Parshat Shelakh L’kha: The Blame Game

Parshat Shelakh L’kha: The Blame Game

Although we often react to Congress with dismay, anger, frustration and despair, we can rely on one D.C. constant: The Blame Game. Whenever legislation fails to pass a vote or is modified out of oblivion, our indignant representatives will usually hold others accountable for the failure. One party blames the other: conservatives blame liberals, liberals blame conservatives – you get the picture. Rarely do Congresspeople accept personal responsibility. Honesty may reflect integrity, but in Washington such honesty often translates into a one-way ticket out of the Beltway following the next Election Day.

Aside from Congress, The Blame Game is a favorite past time for most of us. When we desperately need an excuse to disaffiliate from an organization, to justify an embarrassing personal decision or even to explain a botched recipe (there must be something wrong with the oven comes to mind…) we assign blame. The blamer frequently makes a vituperative attack against the blamee (not really a valid word), to rationalize and justify the blame. Most of us at one time or another have played both sides of The Blame Game, as if just being honest is a capital offense.

The Blame Game lies at the center of our Torah portion this week: Shelakh L’kha. Moses (at God’s command) directs twelve scouts to survey their future homeland, to report back on the character of the terrain and the people. Except for Joshua and Caleb, the scouts return filled with pessimism about their future. When the masses hear the report they mount yet another uprising against Moses. In what seems to be a common occurrence, the people blame Moses for everything and for subjecting them to a future life of misery. With a what have you done for me lately mentality, the people were suddenly overcome with amnesia. They forgot about their oppression in Egypt; they forgot about their miraculous liberation; and they have already ignored the benefits that freedom will provide to their descendants for generations to come. Rather than looking inward and taking responsibility for their lives, the masses make insurrection against their leaders. They blame Moses and Aaron for even liberating them from Egypt! To his credit, Moses holds his ground with patience and with a sense of simpatico. He does not give in to their anger.

_SET PROBLEM 1_:
In the listing, replace "interactable" with "clickable" across the stretch from the line containing "search-box[interactable] xyxy=(47,17,587,60)" through the line containing "bell-icon xyxy=(620,31,634,47)", and give back only those lines with everything else left as is.
The commentary and the listing are unrelated material.

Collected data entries
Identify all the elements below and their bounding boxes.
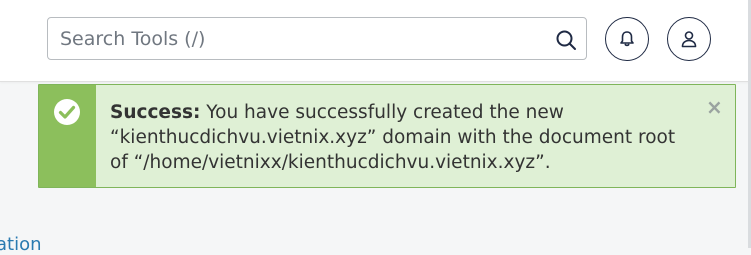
search-box[interactable] xyxy=(47,17,587,60)
alert-icon-stripe xyxy=(39,85,96,187)
top-bar xyxy=(0,0,751,82)
alert-title: Success: xyxy=(110,102,201,123)
notifications-button[interactable] xyxy=(605,17,649,61)
account-button[interactable] xyxy=(667,17,711,61)
success-alert: Success: You have successfully created t… xyxy=(38,84,736,188)
partial-link[interactable]: ation xyxy=(0,234,42,255)
close-icon[interactable]: × xyxy=(706,97,723,117)
user-icon xyxy=(681,31,697,48)
bell-icon xyxy=(620,31,634,47)
alert-message: Success: You have successfully created t… xyxy=(110,100,690,175)
search-input[interactable] xyxy=(48,18,538,59)
check-circle-icon xyxy=(54,99,80,125)
search-icon[interactable] xyxy=(554,28,578,52)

_SET PROBLEM 2_:
Duplicate the whole commentary on The Blame Game word for word.

_FINAL RESULT 1_:
search-box[clickable] xyxy=(47,17,587,60)
alert-icon-stripe xyxy=(39,85,96,187)
top-bar xyxy=(0,0,751,82)
alert-title: Success: xyxy=(110,102,201,123)
notifications-button[clickable] xyxy=(605,17,649,61)
account-button[clickable] xyxy=(667,17,711,61)
success-alert: Success: You have successfully created t… xyxy=(38,84,736,188)
partial-link[clickable]: ation xyxy=(0,234,42,255)
close-icon[clickable]: × xyxy=(706,97,723,117)
user-icon xyxy=(681,31,697,48)
bell-icon xyxy=(620,31,634,47)

_FINAL RESULT 2_:
Parshat Shelakh L’kha: The Blame Game

Parshat Shelakh L’kha: The Blame Game

Although we often react to Congress with dismay, anger, frustration and despair, we can rely on one D.C. constant: The Blame Game. Whenever legislation fails to pass a vote or is modified out of oblivion, our indignant representatives will usually hold others accountable for the failure. One party blames the other: conservatives blame liberals, liberals blame conservatives – you get the picture. Rarely do Congresspeople accept personal responsibility. Honesty may reflect integrity, but in Washington such honesty often translates into a one-way ticket out of the Beltway following the next Election Day.

Aside from Congress, The Blame Game is a favorite past time for most of us. When we desperately need an excuse to disaffiliate from an organization, to justify an embarrassing personal decision or even to explain a botched recipe (there must be something wrong with the oven comes to mind…) we assign blame. The blamer frequently makes a vituperative attack against the blamee (not really a valid word), to rationalize and justify the blame. Most of us at one time or another have played both sides of The Blame Game, as if just being honest is a capital offense.

The Blame Game lies at the center of our Torah portion this week: Shelakh L’kha. Moses (at God’s command) directs twelve scouts to survey their future homeland, to report back on the character of the terrain and the people. Except for Joshua and Caleb, the scouts return filled with pessimism about their future. When the masses hear the report they mount yet another uprising against Moses. In what seems to be a common occurrence, the people blame Moses for everything and for subjecting them to a future life of misery. With a what have you done for me lately mentality, the people were suddenly overcome with amnesia. They forgot about their oppression in Egypt; they forgot about their miraculous liberation; and they have already ignored the benefits that freedom will provide to their descendants for generations to come. Rather than looking inward and taking responsibility for their lives, the masses make insurrection against their leaders. They blame Moses and Aaron for even liberating them from Egypt! To his credit, Moses holds his ground with patience and with a sense of simpatico. He does not give in to their anger.